(Your goal):
Every line of the material is to be repeated exactly as it stands.

Stored dataset items

■ ■ ■ ■ ■

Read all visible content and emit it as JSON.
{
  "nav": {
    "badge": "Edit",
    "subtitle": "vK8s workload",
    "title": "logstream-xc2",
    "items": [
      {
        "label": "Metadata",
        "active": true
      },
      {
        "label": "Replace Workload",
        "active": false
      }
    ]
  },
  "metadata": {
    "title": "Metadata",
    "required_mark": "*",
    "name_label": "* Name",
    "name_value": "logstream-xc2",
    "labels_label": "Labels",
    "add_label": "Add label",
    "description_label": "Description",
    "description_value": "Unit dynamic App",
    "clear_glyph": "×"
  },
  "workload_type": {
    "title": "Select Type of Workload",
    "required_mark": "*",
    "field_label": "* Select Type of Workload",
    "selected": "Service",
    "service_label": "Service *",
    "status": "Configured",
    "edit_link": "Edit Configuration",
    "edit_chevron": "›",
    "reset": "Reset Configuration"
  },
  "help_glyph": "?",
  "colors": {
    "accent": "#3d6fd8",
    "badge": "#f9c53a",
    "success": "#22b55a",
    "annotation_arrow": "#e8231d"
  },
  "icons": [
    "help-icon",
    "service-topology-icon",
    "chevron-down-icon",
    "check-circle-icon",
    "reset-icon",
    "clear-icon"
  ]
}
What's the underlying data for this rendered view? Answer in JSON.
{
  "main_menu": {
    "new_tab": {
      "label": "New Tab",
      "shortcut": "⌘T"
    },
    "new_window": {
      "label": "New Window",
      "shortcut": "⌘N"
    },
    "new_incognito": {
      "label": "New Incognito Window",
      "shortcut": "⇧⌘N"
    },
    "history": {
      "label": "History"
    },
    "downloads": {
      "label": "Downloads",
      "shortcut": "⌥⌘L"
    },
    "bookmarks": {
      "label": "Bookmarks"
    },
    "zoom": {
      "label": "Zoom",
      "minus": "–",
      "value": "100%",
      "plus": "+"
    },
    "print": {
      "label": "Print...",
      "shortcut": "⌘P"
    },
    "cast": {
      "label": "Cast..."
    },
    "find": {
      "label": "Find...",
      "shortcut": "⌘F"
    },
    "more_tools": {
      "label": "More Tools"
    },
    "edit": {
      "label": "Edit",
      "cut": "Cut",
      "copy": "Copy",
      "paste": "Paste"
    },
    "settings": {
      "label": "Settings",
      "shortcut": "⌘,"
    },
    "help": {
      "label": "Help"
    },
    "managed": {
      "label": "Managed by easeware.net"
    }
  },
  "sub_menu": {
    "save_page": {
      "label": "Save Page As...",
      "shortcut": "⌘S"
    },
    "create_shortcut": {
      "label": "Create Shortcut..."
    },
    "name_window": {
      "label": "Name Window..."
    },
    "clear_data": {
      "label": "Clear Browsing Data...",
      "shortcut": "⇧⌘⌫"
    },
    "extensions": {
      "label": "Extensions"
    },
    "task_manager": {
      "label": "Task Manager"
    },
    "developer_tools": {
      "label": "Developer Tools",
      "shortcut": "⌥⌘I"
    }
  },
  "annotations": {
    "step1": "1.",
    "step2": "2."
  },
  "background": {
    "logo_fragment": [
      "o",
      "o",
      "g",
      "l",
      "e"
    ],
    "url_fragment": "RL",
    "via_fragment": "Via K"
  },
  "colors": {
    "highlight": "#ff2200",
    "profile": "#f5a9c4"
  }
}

■ ■ ■ ■ ■

(Written solution):
Read all visible content and emit it as JSON.
{
  "nav": {
    "badge": "Edit",
    "subtitle": "vK8s workload",
    "title": "logstream-xc2",
    "items": [
      {
        "label": "Metadata",
        "active": true
      },
      {
        "label": "Replace Workload",
        "active": false
      }
    ]
  },
  "metadata": {
    "title": "Metadata",
    "required_mark": "*",
    "name_label": "* Name",
    "name_value": "logstream-xc2",
    "labels_label": "Labels",
    "add_label": "Add label",
    "description_label": "Description",
    "description_value": "Unit dynamic App",
    "clear_glyph": "×"
  },
  "workload_type": {
    "title": "Select Type of Workload",
    "required_mark": "*",
    "field_label": "* Select Type of Workload",
    "selected": "Service",
    "service_label": "Service *",
    "status": "Configured",
    "edit_link": "Edit Configuration",
    "edit_chevron": "›",
    "reset": "Reset Configuration"
  },
  "help_glyph": "?",
  "colors": {
    "accent": "#3d6fd8",
    "badge": "#f9c53a",
    "success": "#22b55a",
    "annotation_arrow": "#e8231d"
  },
  "icons": [
    "help-icon",
    "service-topology-icon",
    "chevron-down-icon",
    "check-circle-icon",
    "reset-icon",
    "clear-icon"
  ]
}
What's the underlying data for this rendered view? Answer in JSON.
{
  "main_menu": {
    "new_tab": {
      "label": "New Tab",
      "shortcut": "⌘T"
    },
    "new_window": {
      "label": "New Window",
      "shortcut": "⌘N"
    },
    "new_incognito": {
      "label": "New Incognito Window",
      "shortcut": "⇧⌘N"
    },
    "history": {
      "label": "History"
    },
    "downloads": {
      "label": "Downloads",
      "shortcut": "⌥⌘L"
    },
    "bookmarks": {
      "label": "Bookmarks"
    },
    "zoom": {
      "label": "Zoom",
      "minus": "–",
      "value": "100%",
      "plus": "+"
    },
    "print": {
      "label": "Print...",
      "shortcut": "⌘P"
    },
    "cast": {
      "label": "Cast..."
    },
    "find": {
      "label": "Find...",
      "shortcut": "⌘F"
    },
    "more_tools": {
      "label": "More Tools"
    },
    "edit": {
      "label": "Edit",
      "cut": "Cut",
      "copy": "Copy",
      "paste": "Paste"
    },
    "settings": {
      "label": "Settings",
      "shortcut": "⌘,"
    },
    "help": {
      "label": "Help"
    },
    "managed": {
      "label": "Managed by easeware.net"
    }
  },
  "sub_menu": {
    "save_page": {
      "label": "Save Page As...",
      "shortcut": "⌘S"
    },
    "create_shortcut": {
      "label": "Create Shortcut..."
    },
    "name_window": {
      "label": "Name Window..."
    },
    "clear_data": {
      "label": "Clear Browsing Data...",
      "shortcut": "⇧⌘⌫"
    },
    "extensions": {
      "label": "Extensions"
    },
    "task_manager": {
      "label": "Task Manager"
    },
    "developer_tools": {
      "label": "Developer Tools",
      "shortcut": "⌥⌘I"
    }
  },
  "annotations": {
    "step1": "1.",
    "step2": "2."
  },
  "background": {
    "logo_fragment": [
      "o",
      "o",
      "g",
      "l",
      "e"
    ],
    "url_fragment": "RL",
    "via_fragment": "Via K"
  },
  "colors": {
    "highlight": "#ff2200",
    "profile": "#f5a9c4"
  }
}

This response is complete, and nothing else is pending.